:: Work task ::
Among the records below, find each line bearing the word "situation" and copy it.

[Source data]
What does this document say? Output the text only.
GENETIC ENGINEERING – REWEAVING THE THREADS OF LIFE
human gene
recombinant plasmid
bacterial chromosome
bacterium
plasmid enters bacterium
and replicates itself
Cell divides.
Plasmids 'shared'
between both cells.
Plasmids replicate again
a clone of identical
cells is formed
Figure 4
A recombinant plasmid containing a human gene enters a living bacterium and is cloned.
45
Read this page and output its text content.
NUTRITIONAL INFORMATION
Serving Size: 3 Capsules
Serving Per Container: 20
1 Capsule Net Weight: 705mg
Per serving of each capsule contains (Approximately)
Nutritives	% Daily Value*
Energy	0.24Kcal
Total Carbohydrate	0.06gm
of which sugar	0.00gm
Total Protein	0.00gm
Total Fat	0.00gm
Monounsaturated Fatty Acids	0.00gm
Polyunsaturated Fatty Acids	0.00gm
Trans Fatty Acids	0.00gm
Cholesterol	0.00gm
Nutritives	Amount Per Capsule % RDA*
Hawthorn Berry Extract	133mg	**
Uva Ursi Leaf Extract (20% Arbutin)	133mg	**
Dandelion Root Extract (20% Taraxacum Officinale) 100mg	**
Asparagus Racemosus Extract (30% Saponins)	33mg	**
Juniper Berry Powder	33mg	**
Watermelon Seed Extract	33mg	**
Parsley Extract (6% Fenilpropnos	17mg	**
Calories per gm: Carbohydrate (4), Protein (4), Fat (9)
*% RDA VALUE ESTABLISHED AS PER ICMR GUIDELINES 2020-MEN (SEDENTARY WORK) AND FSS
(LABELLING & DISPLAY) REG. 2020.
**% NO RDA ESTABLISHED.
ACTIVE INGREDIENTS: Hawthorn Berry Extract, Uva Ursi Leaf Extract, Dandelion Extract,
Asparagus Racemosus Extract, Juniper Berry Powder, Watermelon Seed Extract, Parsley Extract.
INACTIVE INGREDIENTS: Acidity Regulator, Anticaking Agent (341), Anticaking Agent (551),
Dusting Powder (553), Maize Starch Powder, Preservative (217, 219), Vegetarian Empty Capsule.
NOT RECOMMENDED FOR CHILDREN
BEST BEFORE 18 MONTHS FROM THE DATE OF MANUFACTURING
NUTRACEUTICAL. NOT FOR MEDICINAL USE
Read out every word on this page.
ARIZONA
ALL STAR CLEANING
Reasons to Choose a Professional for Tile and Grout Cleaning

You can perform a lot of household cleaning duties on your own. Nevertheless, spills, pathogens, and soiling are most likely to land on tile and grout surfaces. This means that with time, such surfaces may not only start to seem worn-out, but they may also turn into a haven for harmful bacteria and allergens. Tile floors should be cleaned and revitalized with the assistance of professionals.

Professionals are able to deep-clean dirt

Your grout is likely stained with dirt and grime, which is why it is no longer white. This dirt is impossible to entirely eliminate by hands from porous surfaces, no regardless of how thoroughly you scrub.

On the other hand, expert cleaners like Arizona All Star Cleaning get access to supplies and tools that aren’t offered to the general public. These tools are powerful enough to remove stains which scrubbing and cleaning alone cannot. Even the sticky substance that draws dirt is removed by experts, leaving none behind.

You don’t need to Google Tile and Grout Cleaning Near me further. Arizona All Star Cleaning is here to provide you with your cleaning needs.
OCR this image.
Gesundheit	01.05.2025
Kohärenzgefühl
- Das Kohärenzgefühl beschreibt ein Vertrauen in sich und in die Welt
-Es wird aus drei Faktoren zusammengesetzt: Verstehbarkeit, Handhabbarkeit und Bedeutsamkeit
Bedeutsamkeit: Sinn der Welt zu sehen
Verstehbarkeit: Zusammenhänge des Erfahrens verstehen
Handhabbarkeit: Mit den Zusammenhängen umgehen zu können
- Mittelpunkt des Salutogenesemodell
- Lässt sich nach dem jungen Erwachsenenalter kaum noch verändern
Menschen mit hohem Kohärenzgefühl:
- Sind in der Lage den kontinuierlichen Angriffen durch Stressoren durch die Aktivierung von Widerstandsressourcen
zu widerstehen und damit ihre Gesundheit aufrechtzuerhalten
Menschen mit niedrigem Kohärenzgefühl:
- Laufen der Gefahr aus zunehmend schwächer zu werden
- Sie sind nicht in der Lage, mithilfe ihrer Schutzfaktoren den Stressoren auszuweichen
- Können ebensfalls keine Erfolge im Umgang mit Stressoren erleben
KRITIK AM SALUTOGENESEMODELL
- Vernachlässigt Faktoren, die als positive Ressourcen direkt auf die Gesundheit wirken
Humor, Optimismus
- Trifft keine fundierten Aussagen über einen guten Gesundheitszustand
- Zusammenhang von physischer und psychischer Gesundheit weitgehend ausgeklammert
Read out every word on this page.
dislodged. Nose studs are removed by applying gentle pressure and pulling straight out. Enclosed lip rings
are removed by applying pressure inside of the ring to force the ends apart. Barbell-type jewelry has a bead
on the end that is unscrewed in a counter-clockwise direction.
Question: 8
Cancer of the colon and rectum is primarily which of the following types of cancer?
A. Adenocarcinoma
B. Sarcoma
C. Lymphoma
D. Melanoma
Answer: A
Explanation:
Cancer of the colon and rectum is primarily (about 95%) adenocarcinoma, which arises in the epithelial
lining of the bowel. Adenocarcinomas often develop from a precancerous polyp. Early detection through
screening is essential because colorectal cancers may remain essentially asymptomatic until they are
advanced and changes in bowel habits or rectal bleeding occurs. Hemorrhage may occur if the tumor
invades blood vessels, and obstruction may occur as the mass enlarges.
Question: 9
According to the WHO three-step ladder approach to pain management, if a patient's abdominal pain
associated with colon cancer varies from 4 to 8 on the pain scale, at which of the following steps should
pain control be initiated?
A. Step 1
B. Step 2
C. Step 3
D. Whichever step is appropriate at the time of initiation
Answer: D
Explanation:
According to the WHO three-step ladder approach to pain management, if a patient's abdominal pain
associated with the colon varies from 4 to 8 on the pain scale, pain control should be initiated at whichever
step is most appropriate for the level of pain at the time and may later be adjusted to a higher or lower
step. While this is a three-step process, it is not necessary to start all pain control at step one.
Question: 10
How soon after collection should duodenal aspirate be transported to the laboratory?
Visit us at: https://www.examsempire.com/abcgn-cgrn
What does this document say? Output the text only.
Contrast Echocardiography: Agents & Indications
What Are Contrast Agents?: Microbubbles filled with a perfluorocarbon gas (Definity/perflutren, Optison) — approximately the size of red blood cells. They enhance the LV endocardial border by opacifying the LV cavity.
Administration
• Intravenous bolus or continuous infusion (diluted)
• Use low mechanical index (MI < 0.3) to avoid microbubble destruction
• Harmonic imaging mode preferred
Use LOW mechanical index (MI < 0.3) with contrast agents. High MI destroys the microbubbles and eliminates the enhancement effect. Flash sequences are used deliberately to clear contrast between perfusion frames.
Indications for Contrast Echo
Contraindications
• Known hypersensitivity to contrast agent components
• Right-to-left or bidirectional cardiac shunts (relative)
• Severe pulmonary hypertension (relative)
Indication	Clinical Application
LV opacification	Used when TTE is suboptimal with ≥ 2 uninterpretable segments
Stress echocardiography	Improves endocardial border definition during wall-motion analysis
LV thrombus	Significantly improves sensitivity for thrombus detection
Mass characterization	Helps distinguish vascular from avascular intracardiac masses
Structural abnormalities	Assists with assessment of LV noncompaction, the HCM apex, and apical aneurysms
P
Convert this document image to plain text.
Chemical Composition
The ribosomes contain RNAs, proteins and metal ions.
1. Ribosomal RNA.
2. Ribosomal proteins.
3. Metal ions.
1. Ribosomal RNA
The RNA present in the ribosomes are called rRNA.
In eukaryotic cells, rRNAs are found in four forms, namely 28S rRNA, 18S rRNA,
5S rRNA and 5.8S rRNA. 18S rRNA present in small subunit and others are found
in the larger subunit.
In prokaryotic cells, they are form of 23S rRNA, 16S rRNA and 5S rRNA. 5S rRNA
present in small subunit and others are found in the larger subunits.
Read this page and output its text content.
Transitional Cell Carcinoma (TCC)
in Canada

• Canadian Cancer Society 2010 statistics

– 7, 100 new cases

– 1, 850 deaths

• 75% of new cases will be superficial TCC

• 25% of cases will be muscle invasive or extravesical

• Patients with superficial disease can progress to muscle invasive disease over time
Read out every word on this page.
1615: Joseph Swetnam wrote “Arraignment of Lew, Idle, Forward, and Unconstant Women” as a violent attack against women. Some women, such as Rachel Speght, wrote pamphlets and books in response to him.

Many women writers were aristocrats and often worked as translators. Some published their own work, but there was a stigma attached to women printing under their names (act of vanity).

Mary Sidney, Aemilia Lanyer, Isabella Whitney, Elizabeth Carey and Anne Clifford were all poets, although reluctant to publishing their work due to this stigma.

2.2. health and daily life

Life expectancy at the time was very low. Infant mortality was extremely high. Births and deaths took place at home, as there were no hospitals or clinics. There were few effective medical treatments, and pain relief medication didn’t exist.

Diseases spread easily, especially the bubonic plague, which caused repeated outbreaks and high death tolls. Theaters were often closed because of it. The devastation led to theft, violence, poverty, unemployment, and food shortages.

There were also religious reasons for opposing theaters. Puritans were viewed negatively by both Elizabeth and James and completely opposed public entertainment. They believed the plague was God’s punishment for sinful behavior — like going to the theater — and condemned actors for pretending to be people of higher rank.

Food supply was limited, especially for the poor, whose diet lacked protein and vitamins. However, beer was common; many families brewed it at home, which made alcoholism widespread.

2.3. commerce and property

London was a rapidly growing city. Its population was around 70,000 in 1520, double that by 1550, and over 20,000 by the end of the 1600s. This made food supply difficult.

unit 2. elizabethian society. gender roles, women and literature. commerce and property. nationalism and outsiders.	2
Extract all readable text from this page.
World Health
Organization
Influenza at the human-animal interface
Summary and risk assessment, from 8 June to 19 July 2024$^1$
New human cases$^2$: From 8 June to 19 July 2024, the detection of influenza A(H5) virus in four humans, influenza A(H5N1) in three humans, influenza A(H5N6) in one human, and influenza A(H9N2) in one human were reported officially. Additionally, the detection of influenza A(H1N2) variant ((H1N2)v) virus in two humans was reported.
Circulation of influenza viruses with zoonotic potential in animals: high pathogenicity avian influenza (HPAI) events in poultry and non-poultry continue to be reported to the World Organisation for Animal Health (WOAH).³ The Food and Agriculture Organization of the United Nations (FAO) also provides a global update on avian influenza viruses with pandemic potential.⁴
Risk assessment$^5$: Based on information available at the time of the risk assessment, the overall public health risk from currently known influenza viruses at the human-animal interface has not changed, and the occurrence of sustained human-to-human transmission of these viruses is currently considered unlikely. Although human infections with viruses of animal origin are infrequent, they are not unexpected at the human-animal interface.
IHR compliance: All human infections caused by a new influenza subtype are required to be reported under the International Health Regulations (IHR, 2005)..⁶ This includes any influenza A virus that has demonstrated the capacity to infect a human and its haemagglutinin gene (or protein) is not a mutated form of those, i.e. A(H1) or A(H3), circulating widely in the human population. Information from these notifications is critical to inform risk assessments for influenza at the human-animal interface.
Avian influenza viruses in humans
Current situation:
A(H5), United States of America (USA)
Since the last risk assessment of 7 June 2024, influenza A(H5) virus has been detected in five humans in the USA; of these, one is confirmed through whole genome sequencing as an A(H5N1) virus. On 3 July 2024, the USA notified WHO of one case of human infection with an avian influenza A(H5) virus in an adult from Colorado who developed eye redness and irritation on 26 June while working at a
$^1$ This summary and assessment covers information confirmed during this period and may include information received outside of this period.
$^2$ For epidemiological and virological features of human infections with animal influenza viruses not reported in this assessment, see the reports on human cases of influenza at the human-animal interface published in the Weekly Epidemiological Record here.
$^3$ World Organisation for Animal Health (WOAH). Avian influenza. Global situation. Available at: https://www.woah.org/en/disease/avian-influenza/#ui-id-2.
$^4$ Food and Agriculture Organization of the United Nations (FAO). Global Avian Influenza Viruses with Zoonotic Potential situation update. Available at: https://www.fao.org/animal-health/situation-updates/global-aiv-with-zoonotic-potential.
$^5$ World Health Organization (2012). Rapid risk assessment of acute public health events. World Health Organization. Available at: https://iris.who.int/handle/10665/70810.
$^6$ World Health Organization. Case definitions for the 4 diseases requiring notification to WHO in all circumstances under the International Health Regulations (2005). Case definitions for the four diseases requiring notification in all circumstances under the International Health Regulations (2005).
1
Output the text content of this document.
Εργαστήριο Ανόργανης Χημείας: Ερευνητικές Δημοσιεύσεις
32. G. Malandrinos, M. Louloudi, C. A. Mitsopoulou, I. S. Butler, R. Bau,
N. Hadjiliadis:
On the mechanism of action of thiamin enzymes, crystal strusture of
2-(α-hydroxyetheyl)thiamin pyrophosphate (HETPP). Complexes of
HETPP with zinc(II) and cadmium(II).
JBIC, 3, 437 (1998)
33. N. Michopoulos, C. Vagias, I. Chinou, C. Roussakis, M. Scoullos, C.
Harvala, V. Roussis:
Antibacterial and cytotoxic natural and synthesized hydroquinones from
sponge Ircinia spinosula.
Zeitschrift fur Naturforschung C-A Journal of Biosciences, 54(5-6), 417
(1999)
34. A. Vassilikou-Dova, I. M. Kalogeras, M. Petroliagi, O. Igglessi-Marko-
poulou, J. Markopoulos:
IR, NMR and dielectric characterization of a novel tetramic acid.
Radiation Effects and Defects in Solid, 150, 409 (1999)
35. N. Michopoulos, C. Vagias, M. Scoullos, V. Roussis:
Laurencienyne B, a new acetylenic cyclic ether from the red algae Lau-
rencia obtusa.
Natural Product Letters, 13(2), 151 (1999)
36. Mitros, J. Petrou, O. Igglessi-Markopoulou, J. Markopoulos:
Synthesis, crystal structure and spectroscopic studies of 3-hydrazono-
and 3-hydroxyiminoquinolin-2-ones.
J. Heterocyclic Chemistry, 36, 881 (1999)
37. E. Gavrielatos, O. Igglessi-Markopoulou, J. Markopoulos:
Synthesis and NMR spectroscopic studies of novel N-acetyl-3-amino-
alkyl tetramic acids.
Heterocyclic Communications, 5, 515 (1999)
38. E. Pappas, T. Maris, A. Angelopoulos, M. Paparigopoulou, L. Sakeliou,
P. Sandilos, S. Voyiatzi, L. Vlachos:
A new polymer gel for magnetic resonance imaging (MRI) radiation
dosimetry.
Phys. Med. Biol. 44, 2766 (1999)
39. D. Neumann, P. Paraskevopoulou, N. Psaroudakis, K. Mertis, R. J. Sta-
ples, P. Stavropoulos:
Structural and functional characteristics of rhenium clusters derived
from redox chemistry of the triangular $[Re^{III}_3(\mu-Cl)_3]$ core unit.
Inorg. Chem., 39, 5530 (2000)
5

:: Response box ::
Current situation:
$^3$ World Organisation for Animal Health (WOAH). Avian influenza. Global situation. Available at: https://www.woah.org/en/disease/avian-influenza/#ui-id-2.
$^4$ Food and Agriculture Organization of the United Nations (FAO). Global Avian Influenza Viruses with Zoonotic Potential situation update. Available at: https://www.fao.org/animal-health/situation-updates/global-aiv-with-zoonotic-potential.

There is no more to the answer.